• [Fragmento del texto]
········

Muchas gracias Fogonazo.
       El problema es, aparte de mi juventud en la materia y la falta de experiencia, puesto que estoy empezando, viendo los post y todos los esquemas que me aparecían, los comentarios eran buenos, tales como "funciona muy bien", "es muy cañero", "excelente"... etc etc etc...
subí ese porque parecía que era sencillo de montar y por los comentarios, funcionaba bien.

       Dicho esto, y si no es mucha molestia, ¿podrías indicarme algun diseño que sepas tu a ciencia cierta que me vaya a funcionar bien?

       Ya digo que los requisitos que necesito no son nada exigentes ya que con tener 150W aprox me basta y con los preamplificadores que me has pasado he captado lo de las entradas.

Muchas gracias.
Saludos.


----------



## Fogonazo (Sep 13, 2010)

Este es uno de mis preferidos. 
Revisa que creo hay una actualización del PCB

https://www.forosdeelectronica.com/f31/amplificador-200w-mosfet-irfp250n-19360/


----------



## tonyper (Sep 13, 2010)

Muchas gracias, la verdad que si que tiene mucha mejor pinta.
Los previos que me enseñastes son estereo y el ampli es mono, si descarto una linea, ¿da lo mismo? ¿o tengo que buscar un preamplificador mono? ¿el voltaje lo tengo que sacar de una fuente solo para el preamplificador o puedo utilizar la fuente que monte para el ampli?

Disculpa mi ignorancia, me ahogo en un vaso de agua... me cuesta digerir tanta información.


----------



## Fogonazo (Sep 13, 2010)

tonyper dijo:


> Muchas gracias, la verdad que si que tiene mucha mejor pinta.
> Los previos que me enseñastes son estereo y el ampli es mono, si descarto una linea, ¿da lo mismo? ¿o tengo que buscar un preamplificador mono? ¿el voltaje lo tengo que sacar de una fuente solo para el preamplificador o puedo utilizar la fuente que monte para el ampli?.



Puedes emplear la fuente de amplificador para alimentar tu previo, siempre que ajustes la tensión con un par de reguladores.

El previo lo armas estéreo y *NO* empleas una de las salidas.
El día de mañana te armas otro amplificador igual y tienes todo el conjunto estéreo.


----------

········

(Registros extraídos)
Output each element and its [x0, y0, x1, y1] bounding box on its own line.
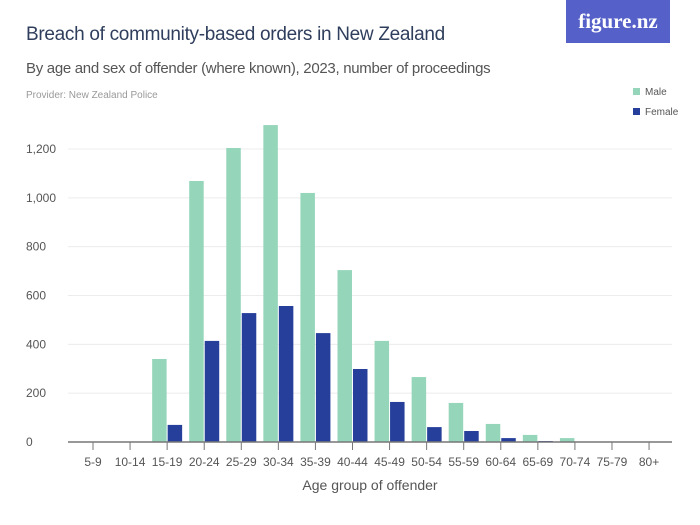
- x-tick-label: 25-29: [226, 455, 257, 469]
- x-tick-label: 30-34: [263, 455, 294, 469]
- bar-female-15-19: [167, 424, 183, 442]
- bar-male-55-59: [448, 402, 464, 442]
- x-tick-label: 35-39: [300, 455, 331, 469]
- x-tick-label: 75-79: [597, 455, 628, 469]
- bar-male-40-44: [337, 270, 352, 442]
- legend-label-female: Female: [645, 107, 679, 118]
- bar-female-55-59: [464, 431, 479, 442]
- x-tick-label: 55-59: [448, 455, 479, 469]
- y-tick-label: 1,200: [26, 142, 56, 156]
- y-tick-label: 400: [26, 337, 46, 351]
- bar-female-20-24: [204, 340, 220, 442]
- x-tick-label: 60-64: [485, 455, 516, 469]
- y-tick-label: 0: [26, 435, 33, 449]
- provider-note: Provider: New Zealand Police: [26, 90, 158, 101]
- bar-male-30-34: [263, 125, 278, 443]
- x-tick-label: 10-14: [115, 455, 146, 469]
- bar-male-65-69: [522, 434, 538, 442]
- bar-male-15-19: [152, 358, 167, 442]
- chart-subtitle: By age and sex of offender (where known)…: [26, 60, 491, 77]
- x-tick-label: 20-24: [189, 455, 220, 469]
- x-tick-label: 70-74: [560, 455, 591, 469]
- bar-male-70-74: [559, 438, 575, 442]
- bar-female-30-34: [278, 305, 294, 442]
- y-tick-label: 600: [26, 289, 46, 303]
- bar-male-20-24: [189, 180, 204, 442]
- bar-male-45-49: [374, 340, 390, 442]
- chart-title: Breach of community-based orders in New …: [26, 24, 445, 45]
- bar-female-40-44: [352, 368, 368, 442]
- legend-swatch-male: [633, 88, 640, 95]
- x-axis-label: Age group of offender: [302, 477, 438, 493]
- bar-female-45-49: [390, 401, 405, 442]
- bar-male-50-54: [411, 377, 427, 442]
- figure-nz-logo[interactable]: figure.nz: [566, 0, 670, 43]
- bar-female-50-54: [427, 427, 442, 442]
- bar-female-35-39: [315, 333, 331, 442]
- legend-swatch-female: [633, 108, 640, 115]
- x-tick-label: 50-54: [411, 455, 442, 469]
- bar-male-25-29: [226, 148, 241, 443]
- bar-female-25-29: [241, 313, 257, 442]
- y-tick-label: 200: [26, 386, 46, 400]
- x-tick-label: 80+: [639, 455, 659, 469]
- y-tick-label: 1,000: [26, 191, 56, 205]
- x-tick-label: 45-49: [374, 455, 405, 469]
- bar-female-60-64: [501, 438, 516, 442]
- x-tick-label: 40-44: [337, 455, 368, 469]
- legend-label-male: Male: [645, 87, 667, 98]
- y-tick-label: 800: [26, 240, 46, 254]
- x-tick-label: 5-9: [84, 455, 102, 469]
- bar-male-35-39: [300, 192, 315, 442]
- x-tick-label: 15-19: [152, 455, 183, 469]
- bar-male-60-64: [485, 423, 501, 442]
- x-tick-label: 65-69: [522, 455, 553, 469]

········

• [Tareas requeridas]
1. Transcribe del hilo sobre el amplificador el pasaje que empieza en "subí ese porque" y termina en "Muchas gracias.".
2. Según el hilo sobre el amplificador, ¿por qué tonyper subió el esquema que había elegido al principio? Explícalo en una a tres oraciones.
3. Responde brevemente a estas preguntas sobre el hilo del amplificador:
(a) ¿Con qué potencia aproximada le basta a tonyper?
(b) ¿Qué condición pone Fogonazo para usar la fuente del amplificador con el previo?
(c) ¿Qué le pide Fogonazo que revise en el diseño que recomienda?

• [Soluciones]
1.
subí ese porque parecía que era sencillo de montar y por los comentarios, funcionaba bien.

       Dicho esto, y si no es mucha molestia, ¿podrías indicarme algun diseño que sepas tu a ciencia cierta que me vaya a funcionar bien?

       Ya digo que los requisitos que necesito no son nada exigentes ya que con tener 150W aprox me basta y con los preamplificadores que me has pasado he captado lo de las entradas.

Muchas gracias.

2. Lo subió porque le parecía sencillo de montar. Además, según los comentarios que había leído, funcionaba bien.

3.
(a) Con unos 150 W.
(b) Que ajuste la tensión con un par de reguladores.
(c) Que revise si hay una actualización del PCB.